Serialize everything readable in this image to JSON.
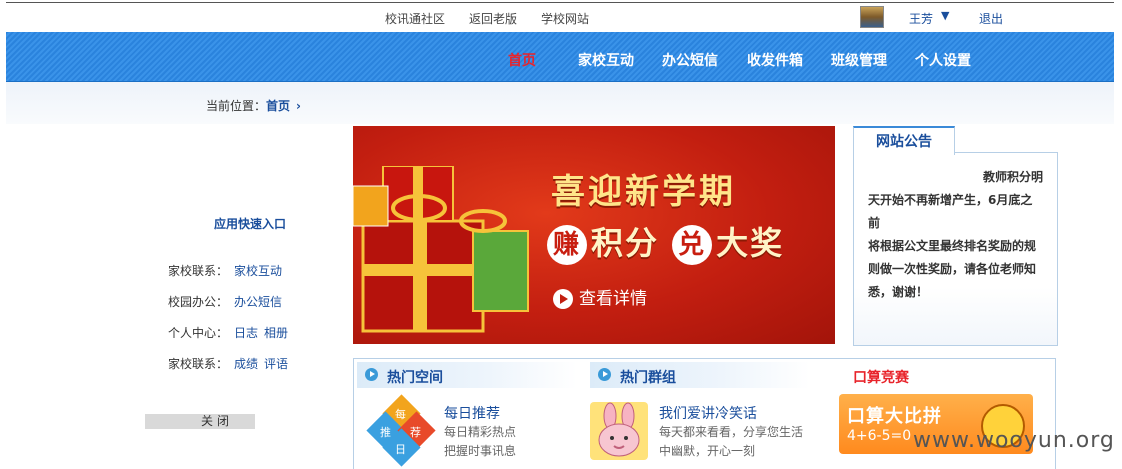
{
  "topbar": {
    "links": [
      "校讯通社区",
      "返回老版",
      "学校网站"
    ],
    "user_name": "王芳",
    "logout": "退出"
  },
  "nav": {
    "items": [
      "首页",
      "家校互动",
      "办公短信",
      "收发件箱",
      "班级管理",
      "个人设置"
    ],
    "active_index": 0
  },
  "breadcrumb": {
    "label": "当前位置：",
    "current": "首页"
  },
  "sidebar": {
    "title": "应用快速入口",
    "rows": [
      {
        "label": "家校联系：",
        "links": [
          "家校互动"
        ]
      },
      {
        "label": "校园办公：",
        "links": [
          "办公短信"
        ]
      },
      {
        "label": "个人中心：",
        "links": [
          "日志",
          "相册"
        ]
      },
      {
        "label": "家校联系：",
        "links": [
          "成绩",
          "评语"
        ]
      }
    ],
    "close": "关闭"
  },
  "banner": {
    "title": "喜迎新学期",
    "earn_char": "赚",
    "points": "积分",
    "redeem_char": "兑",
    "prize": "大奖",
    "more": "查看详情"
  },
  "announcement": {
    "tab": "网站公告",
    "lines": [
      "教师积分明",
      "天开始不再新增产生，6月底之前",
      "将根据公文里最终排名奖励的规",
      "则做一次性奖励，请各位老师知",
      "悉，谢谢！"
    ]
  },
  "hot": {
    "space_title": "热门空间",
    "group_title": "热门群组",
    "calc_title": "口算竞赛",
    "space_item": {
      "title": "每日推荐",
      "desc": [
        "每日精彩热点",
        "把握时事讯息"
      ],
      "thumb_chars": [
        "每",
        "推",
        "荐",
        "日"
      ]
    },
    "group_item": {
      "title": "我们爱讲冷笑话",
      "desc": [
        "每天都来看看，分享您生活",
        "中幽默，开心一刻"
      ]
    },
    "calc_banner": {
      "text": "口算大比拼",
      "equation": "4+6-5=0"
    }
  },
  "watermark": "www.wooyun.org",
  "colors": {
    "nav_blue": "#2a83dd",
    "link_blue": "#1a4e9c",
    "active_red": "#e8242b",
    "banner_red": "#c21e10"
  }
}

═══

Leave out the pictures and print every line of the data exactly.

Serialize everything readable in this image to JSON.
{
  "topbar": {
    "links": [
      "校讯通社区",
      "返回老版",
      "学校网站"
    ],
    "user_name": "王芳",
    "logout": "退出"
  },
  "nav": {
    "items": [
      "首页",
      "家校互动",
      "办公短信",
      "收发件箱",
      "班级管理",
      "个人设置"
    ],
    "active_index": 0
  },
  "breadcrumb": {
    "label": "当前位置：",
    "current": "首页"
  },
  "sidebar": {
    "title": "应用快速入口",
    "rows": [
      {
        "label": "家校联系：",
        "links": [
          "家校互动"
        ]
      },
      {
        "label": "校园办公：",
        "links": [
          "办公短信"
        ]
      },
      {
        "label": "个人中心：",
        "links": [
          "日志",
          "相册"
        ]
      },
      {
        "label": "家校联系：",
        "links": [
          "成绩",
          "评语"
        ]
      }
    ],
    "close": "关闭"
  },
  "banner": {
    "title": "喜迎新学期",
    "earn_char": "赚",
    "points": "积分",
    "redeem_char": "兑",
    "prize": "大奖",
    "more": "查看详情"
  },
  "announcement": {
    "tab": "网站公告",
    "lines": [
      "教师积分明",
      "天开始不再新增产生，6月底之前",
      "将根据公文里最终排名奖励的规",
      "则做一次性奖励，请各位老师知",
      "悉，谢谢！"
    ]
  },
  "hot": {
    "space_title": "热门空间",
    "group_title": "热门群组",
    "calc_title": "口算竞赛",
    "space_item": {
      "title": "每日推荐",
      "desc": [
        "每日精彩热点",
        "把握时事讯息"
      ],
      "thumb_chars": [
        "每",
        "推",
        "荐",
        "日"
      ]
    },
    "group_item": {
      "title": "我们爱讲冷笑话",
      "desc": [
        "每天都来看看，分享您生活",
        "中幽默，开心一刻"
      ]
    },
    "calc_banner": {
      "text": "口算大比拼",
      "equation": "4+6-5=0"
    }
  },
  "watermark": "www.wooyun.org",
  "colors": {
    "nav_blue": "#2a83dd",
    "link_blue": "#1a4e9c",
    "active_red": "#e8242b",
    "banner_red": "#c21e10"
  }
}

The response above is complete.